> _Task to complete_:
Leave out the pictures and copy everything else in the entries exactly.

Stored dataset items:
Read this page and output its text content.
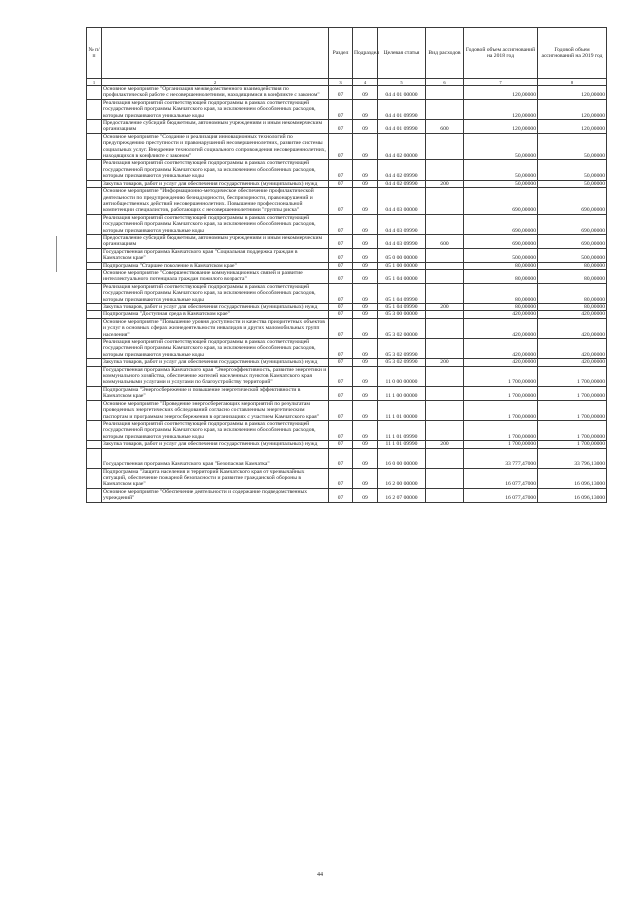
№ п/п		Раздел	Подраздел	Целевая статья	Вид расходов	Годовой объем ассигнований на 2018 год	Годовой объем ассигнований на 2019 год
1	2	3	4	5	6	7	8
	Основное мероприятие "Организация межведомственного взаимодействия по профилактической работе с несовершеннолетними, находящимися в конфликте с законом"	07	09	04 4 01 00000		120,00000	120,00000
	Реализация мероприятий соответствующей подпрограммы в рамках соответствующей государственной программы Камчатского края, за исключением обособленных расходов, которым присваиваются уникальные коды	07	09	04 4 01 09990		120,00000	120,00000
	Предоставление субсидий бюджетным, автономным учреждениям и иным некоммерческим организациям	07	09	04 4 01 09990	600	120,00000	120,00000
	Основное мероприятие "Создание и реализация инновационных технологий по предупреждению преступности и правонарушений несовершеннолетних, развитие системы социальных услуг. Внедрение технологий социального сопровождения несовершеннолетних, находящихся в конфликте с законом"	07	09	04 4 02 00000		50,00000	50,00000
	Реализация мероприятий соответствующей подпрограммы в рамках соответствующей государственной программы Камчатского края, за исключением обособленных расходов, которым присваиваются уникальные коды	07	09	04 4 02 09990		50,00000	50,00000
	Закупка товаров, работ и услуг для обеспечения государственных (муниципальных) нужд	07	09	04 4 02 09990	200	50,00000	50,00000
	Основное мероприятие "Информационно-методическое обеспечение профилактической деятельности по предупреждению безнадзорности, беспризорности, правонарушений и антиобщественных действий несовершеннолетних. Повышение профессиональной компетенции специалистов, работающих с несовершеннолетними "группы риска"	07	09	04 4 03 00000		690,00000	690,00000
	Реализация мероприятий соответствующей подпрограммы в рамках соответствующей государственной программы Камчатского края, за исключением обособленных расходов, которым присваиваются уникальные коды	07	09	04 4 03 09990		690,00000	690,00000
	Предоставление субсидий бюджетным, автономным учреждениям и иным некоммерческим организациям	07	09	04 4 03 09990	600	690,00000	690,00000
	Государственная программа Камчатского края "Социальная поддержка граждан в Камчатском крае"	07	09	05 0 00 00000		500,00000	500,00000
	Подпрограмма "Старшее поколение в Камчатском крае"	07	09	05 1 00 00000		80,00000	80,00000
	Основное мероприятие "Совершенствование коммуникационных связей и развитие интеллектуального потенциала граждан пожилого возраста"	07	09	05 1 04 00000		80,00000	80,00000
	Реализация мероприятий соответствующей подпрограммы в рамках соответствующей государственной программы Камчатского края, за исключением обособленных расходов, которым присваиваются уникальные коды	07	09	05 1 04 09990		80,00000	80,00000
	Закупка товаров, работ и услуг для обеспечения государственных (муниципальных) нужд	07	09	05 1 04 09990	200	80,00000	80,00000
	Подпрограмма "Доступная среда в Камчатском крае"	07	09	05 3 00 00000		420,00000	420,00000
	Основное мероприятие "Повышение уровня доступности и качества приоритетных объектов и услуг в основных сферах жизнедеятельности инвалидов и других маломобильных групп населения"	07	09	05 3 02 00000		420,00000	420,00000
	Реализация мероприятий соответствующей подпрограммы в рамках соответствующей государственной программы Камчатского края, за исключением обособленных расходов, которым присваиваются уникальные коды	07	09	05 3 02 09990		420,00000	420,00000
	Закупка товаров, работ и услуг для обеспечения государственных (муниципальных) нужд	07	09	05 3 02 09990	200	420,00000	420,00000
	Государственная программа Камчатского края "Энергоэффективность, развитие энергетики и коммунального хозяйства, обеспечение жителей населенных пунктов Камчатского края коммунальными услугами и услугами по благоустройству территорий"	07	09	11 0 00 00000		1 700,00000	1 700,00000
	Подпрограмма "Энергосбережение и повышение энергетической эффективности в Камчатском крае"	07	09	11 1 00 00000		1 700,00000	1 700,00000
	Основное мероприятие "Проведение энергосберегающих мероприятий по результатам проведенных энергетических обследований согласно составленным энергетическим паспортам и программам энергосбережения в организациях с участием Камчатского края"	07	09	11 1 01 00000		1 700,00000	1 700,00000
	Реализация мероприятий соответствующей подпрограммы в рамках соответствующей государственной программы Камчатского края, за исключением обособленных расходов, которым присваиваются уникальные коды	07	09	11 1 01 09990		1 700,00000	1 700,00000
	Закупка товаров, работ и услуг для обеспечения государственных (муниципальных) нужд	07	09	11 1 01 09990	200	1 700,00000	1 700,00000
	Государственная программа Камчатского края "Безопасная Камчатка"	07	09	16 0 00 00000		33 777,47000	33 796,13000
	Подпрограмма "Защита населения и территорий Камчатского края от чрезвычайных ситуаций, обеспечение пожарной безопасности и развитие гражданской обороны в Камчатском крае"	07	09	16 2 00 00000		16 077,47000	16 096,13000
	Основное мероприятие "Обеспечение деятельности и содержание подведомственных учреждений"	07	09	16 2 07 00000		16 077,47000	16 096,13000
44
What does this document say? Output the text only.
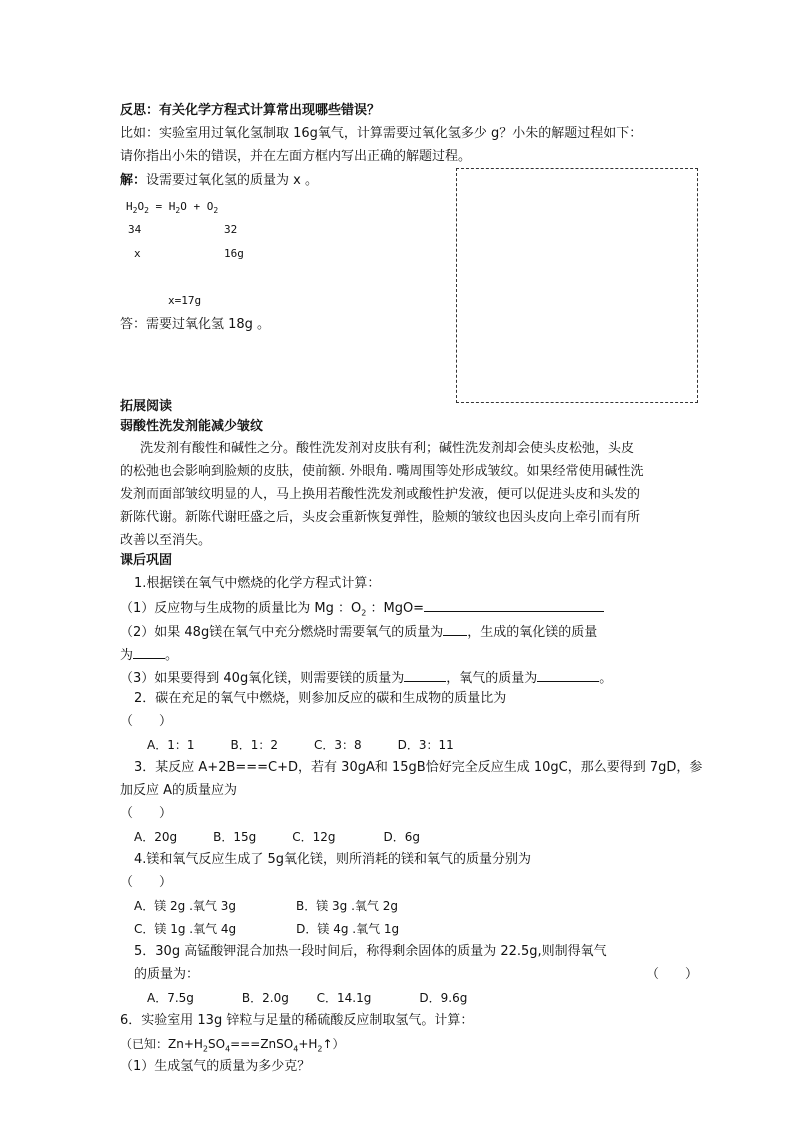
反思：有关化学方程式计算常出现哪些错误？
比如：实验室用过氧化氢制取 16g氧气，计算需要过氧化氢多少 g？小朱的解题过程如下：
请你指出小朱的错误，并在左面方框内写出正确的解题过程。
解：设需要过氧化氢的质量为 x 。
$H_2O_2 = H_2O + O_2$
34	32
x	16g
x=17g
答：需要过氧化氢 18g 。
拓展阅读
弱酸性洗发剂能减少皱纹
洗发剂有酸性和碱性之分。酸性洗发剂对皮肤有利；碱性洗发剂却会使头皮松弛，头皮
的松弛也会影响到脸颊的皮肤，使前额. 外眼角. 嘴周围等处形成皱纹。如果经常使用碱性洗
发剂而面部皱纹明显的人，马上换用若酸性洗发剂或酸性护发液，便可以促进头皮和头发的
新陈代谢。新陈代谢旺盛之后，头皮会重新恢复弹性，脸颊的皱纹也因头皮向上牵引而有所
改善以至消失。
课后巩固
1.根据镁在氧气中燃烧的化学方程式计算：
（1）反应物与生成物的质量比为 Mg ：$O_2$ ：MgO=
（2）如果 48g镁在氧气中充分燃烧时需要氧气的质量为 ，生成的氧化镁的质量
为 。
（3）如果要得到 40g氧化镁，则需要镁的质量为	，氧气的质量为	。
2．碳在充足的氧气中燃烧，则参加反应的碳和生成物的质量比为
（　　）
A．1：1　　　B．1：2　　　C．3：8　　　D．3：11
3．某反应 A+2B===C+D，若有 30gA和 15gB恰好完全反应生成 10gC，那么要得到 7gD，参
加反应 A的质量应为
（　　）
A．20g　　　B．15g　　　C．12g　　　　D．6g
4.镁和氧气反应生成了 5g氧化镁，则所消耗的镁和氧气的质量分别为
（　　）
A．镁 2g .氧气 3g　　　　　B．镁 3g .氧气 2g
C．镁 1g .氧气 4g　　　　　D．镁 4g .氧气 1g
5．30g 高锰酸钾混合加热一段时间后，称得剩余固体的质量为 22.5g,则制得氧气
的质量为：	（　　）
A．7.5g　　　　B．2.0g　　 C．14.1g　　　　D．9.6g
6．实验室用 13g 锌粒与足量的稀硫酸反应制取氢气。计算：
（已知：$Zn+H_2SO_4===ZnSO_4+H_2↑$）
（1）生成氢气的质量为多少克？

> _Answer to the problem_:
Read this page and output its text content.
№ п/п		Раздел	Подраздел	Целевая статья	Вид расходов	Годовой объем ассигнований на 2018 год	Годовой объем ассигнований на 2019 год
1	2	3	4	5	6	7	8
	Основное мероприятие "Организация межведомственного взаимодействия по профилактической работе с несовершеннолетними, находящимися в конфликте с законом"	07	09	04 4 01 00000		120,00000	120,00000
	Реализация мероприятий соответствующей подпрограммы в рамках соответствующей государственной программы Камчатского края, за исключением обособленных расходов, которым присваиваются уникальные коды	07	09	04 4 01 09990		120,00000	120,00000
	Предоставление субсидий бюджетным, автономным учреждениям и иным некоммерческим организациям	07	09	04 4 01 09990	600	120,00000	120,00000
	Основное мероприятие "Создание и реализация инновационных технологий по предупреждению преступности и правонарушений несовершеннолетних, развитие системы социальных услуг. Внедрение технологий социального сопровождения несовершеннолетних, находящихся в конфликте с законом"	07	09	04 4 02 00000		50,00000	50,00000
	Реализация мероприятий соответствующей подпрограммы в рамках соответствующей государственной программы Камчатского края, за исключением обособленных расходов, которым присваиваются уникальные коды	07	09	04 4 02 09990		50,00000	50,00000
	Закупка товаров, работ и услуг для обеспечения государственных (муниципальных) нужд	07	09	04 4 02 09990	200	50,00000	50,00000
	Основное мероприятие "Информационно-методическое обеспечение профилактической деятельности по предупреждению безнадзорности, беспризорности, правонарушений и антиобщественных действий несовершеннолетних. Повышение профессиональной компетенции специалистов, работающих с несовершеннолетними "группы риска"	07	09	04 4 03 00000		690,00000	690,00000
	Реализация мероприятий соответствующей подпрограммы в рамках соответствующей государственной программы Камчатского края, за исключением обособленных расходов, которым присваиваются уникальные коды	07	09	04 4 03 09990		690,00000	690,00000
	Предоставление субсидий бюджетным, автономным учреждениям и иным некоммерческим организациям	07	09	04 4 03 09990	600	690,00000	690,00000
	Государственная программа Камчатского края "Социальная поддержка граждан в Камчатском крае"	07	09	05 0 00 00000		500,00000	500,00000
	Подпрограмма "Старшее поколение в Камчатском крае"	07	09	05 1 00 00000		80,00000	80,00000
	Основное мероприятие "Совершенствование коммуникационных связей и развитие интеллектуального потенциала граждан пожилого возраста"	07	09	05 1 04 00000		80,00000	80,00000
	Реализация мероприятий соответствующей подпрограммы в рамках соответствующей государственной программы Камчатского края, за исключением обособленных расходов, которым присваиваются уникальные коды	07	09	05 1 04 09990		80,00000	80,00000
	Закупка товаров, работ и услуг для обеспечения государственных (муниципальных) нужд	07	09	05 1 04 09990	200	80,00000	80,00000
	Подпрограмма "Доступная среда в Камчатском крае"	07	09	05 3 00 00000		420,00000	420,00000
	Основное мероприятие "Повышение уровня доступности и качества приоритетных объектов и услуг в основных сферах жизнедеятельности инвалидов и других маломобильных групп населения"	07	09	05 3 02 00000		420,00000	420,00000
	Реализация мероприятий соответствующей подпрограммы в рамках соответствующей государственной программы Камчатского края, за исключением обособленных расходов, которым присваиваются уникальные коды	07	09	05 3 02 09990		420,00000	420,00000
	Закупка товаров, работ и услуг для обеспечения государственных (муниципальных) нужд	07	09	05 3 02 09990	200	420,00000	420,00000
	Государственная программа Камчатского края "Энергоэффективность, развитие энергетики и коммунального хозяйства, обеспечение жителей населенных пунктов Камчатского края коммунальными услугами и услугами по благоустройству территорий"	07	09	11 0 00 00000		1 700,00000	1 700,00000
	Подпрограмма "Энергосбережение и повышение энергетической эффективности в Камчатском крае"	07	09	11 1 00 00000		1 700,00000	1 700,00000
	Основное мероприятие "Проведение энергосберегающих мероприятий по результатам проведенных энергетических обследований согласно составленным энергетическим паспортам и программам энергосбережения в организациях с участием Камчатского края"	07	09	11 1 01 00000		1 700,00000	1 700,00000
	Реализация мероприятий соответствующей подпрограммы в рамках соответствующей государственной программы Камчатского края, за исключением обособленных расходов, которым присваиваются уникальные коды	07	09	11 1 01 09990		1 700,00000	1 700,00000
	Закупка товаров, работ и услуг для обеспечения государственных (муниципальных) нужд	07	09	11 1 01 09990	200	1 700,00000	1 700,00000
	Государственная программа Камчатского края "Безопасная Камчатка"	07	09	16 0 00 00000		33 777,47000	33 796,13000
	Подпрограмма "Защита населения и территорий Камчатского края от чрезвычайных ситуаций, обеспечение пожарной безопасности и развитие гражданской обороны в Камчатском крае"	07	09	16 2 00 00000		16 077,47000	16 096,13000
	Основное мероприятие "Обеспечение деятельности и содержание подведомственных учреждений"	07	09	16 2 07 00000		16 077,47000	16 096,13000
44
What does this document say? Output the text only.
反思：有关化学方程式计算常出现哪些错误？
比如：实验室用过氧化氢制取 16g氧气，计算需要过氧化氢多少 g？小朱的解题过程如下：
请你指出小朱的错误，并在左面方框内写出正确的解题过程。
解：设需要过氧化氢的质量为 x 。
$H_2O_2 = H_2O + O_2$
34	32
x	16g
x=17g
答：需要过氧化氢 18g 。
拓展阅读
弱酸性洗发剂能减少皱纹
洗发剂有酸性和碱性之分。酸性洗发剂对皮肤有利；碱性洗发剂却会使头皮松弛，头皮
的松弛也会影响到脸颊的皮肤，使前额. 外眼角. 嘴周围等处形成皱纹。如果经常使用碱性洗
发剂而面部皱纹明显的人，马上换用若酸性洗发剂或酸性护发液，便可以促进头皮和头发的
新陈代谢。新陈代谢旺盛之后，头皮会重新恢复弹性，脸颊的皱纹也因头皮向上牵引而有所
改善以至消失。
课后巩固
1.根据镁在氧气中燃烧的化学方程式计算：
（1）反应物与生成物的质量比为 Mg ：$O_2$ ：MgO=
（2）如果 48g镁在氧气中充分燃烧时需要氧气的质量为 ，生成的氧化镁的质量
为 。
（3）如果要得到 40g氧化镁，则需要镁的质量为	，氧气的质量为	。
2．碳在充足的氧气中燃烧，则参加反应的碳和生成物的质量比为
（　　）
A．1：1　　　B．1：2　　　C．3：8　　　D．3：11
3．某反应 A+2B===C+D，若有 30gA和 15gB恰好完全反应生成 10gC，那么要得到 7gD，参
加反应 A的质量应为
（　　）
A．20g　　　B．15g　　　C．12g　　　　D．6g
4.镁和氧气反应生成了 5g氧化镁，则所消耗的镁和氧气的质量分别为
（　　）
A．镁 2g .氧气 3g　　　　　B．镁 3g .氧气 2g
C．镁 1g .氧气 4g　　　　　D．镁 4g .氧气 1g
5．30g 高锰酸钾混合加热一段时间后，称得剩余固体的质量为 22.5g,则制得氧气
的质量为：	（　　）
A．7.5g　　　　B．2.0g　　 C．14.1g　　　　D．9.6g
6．实验室用 13g 锌粒与足量的稀硫酸反应制取氢气。计算：
（已知：$Zn+H_2SO_4===ZnSO_4+H_2↑$）
（1）生成氢气的质量为多少克？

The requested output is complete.